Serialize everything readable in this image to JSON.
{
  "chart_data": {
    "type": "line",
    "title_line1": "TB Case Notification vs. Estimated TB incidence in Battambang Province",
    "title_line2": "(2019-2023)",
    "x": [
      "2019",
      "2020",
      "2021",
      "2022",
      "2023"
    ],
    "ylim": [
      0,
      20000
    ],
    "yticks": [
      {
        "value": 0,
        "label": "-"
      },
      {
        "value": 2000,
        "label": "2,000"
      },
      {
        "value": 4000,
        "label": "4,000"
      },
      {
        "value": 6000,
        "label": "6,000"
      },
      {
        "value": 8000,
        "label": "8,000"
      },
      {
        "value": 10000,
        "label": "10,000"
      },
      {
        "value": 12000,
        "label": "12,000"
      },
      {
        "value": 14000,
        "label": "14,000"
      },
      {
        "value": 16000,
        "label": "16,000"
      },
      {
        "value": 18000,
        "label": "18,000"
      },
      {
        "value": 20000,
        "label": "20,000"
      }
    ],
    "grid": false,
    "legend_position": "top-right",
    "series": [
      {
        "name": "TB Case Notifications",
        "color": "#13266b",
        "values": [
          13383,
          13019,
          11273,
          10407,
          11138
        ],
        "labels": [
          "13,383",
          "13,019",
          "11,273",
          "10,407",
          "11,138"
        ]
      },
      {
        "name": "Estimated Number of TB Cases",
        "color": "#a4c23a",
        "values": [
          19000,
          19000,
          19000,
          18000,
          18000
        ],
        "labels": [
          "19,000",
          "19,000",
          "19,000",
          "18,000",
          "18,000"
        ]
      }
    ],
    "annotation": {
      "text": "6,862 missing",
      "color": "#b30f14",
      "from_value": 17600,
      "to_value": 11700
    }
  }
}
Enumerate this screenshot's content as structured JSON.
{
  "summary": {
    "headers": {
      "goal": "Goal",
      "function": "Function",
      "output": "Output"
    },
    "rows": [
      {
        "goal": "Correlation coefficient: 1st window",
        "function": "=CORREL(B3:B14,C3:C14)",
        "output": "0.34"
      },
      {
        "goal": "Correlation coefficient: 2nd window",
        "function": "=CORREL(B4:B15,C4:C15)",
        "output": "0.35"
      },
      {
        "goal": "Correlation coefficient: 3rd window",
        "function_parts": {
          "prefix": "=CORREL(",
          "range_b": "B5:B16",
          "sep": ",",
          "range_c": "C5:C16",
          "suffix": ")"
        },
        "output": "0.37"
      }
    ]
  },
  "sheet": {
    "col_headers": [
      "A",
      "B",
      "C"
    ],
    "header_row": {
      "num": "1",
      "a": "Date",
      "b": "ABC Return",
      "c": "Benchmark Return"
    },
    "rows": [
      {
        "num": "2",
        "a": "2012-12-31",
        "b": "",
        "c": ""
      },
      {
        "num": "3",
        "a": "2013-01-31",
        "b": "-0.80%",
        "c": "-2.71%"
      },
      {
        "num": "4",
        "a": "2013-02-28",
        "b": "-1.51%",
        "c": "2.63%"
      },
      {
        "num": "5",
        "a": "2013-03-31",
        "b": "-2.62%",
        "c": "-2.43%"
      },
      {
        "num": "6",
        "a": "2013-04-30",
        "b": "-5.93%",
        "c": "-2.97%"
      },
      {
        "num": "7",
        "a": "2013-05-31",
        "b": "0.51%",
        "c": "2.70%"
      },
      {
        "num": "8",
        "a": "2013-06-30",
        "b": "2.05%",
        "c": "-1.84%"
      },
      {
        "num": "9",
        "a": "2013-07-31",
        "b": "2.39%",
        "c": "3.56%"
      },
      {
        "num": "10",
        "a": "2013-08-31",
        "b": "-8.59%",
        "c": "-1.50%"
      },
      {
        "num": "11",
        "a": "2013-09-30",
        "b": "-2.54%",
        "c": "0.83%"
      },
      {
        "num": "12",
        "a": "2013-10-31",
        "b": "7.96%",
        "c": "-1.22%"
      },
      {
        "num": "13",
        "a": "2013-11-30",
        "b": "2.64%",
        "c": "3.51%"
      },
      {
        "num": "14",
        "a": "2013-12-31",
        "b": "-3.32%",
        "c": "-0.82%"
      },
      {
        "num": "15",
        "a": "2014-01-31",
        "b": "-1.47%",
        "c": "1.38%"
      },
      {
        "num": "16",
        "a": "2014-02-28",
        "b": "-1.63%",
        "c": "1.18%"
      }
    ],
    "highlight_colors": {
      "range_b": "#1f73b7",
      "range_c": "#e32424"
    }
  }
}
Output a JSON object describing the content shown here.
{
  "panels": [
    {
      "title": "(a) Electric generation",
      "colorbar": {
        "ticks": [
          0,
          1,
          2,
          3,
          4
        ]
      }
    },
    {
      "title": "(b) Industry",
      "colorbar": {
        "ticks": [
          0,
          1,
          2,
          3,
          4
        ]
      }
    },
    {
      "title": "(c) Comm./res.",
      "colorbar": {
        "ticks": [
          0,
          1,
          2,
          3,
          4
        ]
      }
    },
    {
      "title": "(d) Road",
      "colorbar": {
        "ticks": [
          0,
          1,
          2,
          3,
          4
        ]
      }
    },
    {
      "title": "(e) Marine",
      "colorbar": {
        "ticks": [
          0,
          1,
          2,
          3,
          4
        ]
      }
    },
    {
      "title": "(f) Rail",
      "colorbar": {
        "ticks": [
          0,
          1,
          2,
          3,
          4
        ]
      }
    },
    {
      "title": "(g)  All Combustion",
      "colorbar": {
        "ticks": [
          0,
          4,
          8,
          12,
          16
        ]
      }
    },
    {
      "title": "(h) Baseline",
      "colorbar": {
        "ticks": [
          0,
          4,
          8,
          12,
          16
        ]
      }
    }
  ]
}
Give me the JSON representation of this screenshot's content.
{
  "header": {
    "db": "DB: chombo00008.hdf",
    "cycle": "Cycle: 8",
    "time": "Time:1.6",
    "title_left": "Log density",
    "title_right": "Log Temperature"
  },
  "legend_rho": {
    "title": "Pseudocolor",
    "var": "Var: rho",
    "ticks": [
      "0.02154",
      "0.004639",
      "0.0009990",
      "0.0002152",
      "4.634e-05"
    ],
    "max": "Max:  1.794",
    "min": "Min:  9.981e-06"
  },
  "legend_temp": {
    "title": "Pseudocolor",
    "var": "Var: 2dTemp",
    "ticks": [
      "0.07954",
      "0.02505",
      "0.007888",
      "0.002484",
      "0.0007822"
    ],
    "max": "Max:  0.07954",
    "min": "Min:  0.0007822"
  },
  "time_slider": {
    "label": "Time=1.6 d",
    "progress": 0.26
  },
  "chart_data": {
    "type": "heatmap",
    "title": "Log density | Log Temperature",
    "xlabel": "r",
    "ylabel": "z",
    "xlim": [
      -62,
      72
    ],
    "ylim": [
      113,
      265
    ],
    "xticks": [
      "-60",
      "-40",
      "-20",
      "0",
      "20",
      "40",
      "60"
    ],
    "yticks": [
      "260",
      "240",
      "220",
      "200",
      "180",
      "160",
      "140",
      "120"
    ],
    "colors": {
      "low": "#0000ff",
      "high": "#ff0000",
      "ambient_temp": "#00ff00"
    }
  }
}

## [Exercise directions]
Which lines hold the word "window"? Show each one.

## [Answer]
        "goal": "Correlation coefficient: 1st window",
        "goal": "Correlation coefficient: 2nd window",
        "goal": "Correlation coefficient: 3rd window",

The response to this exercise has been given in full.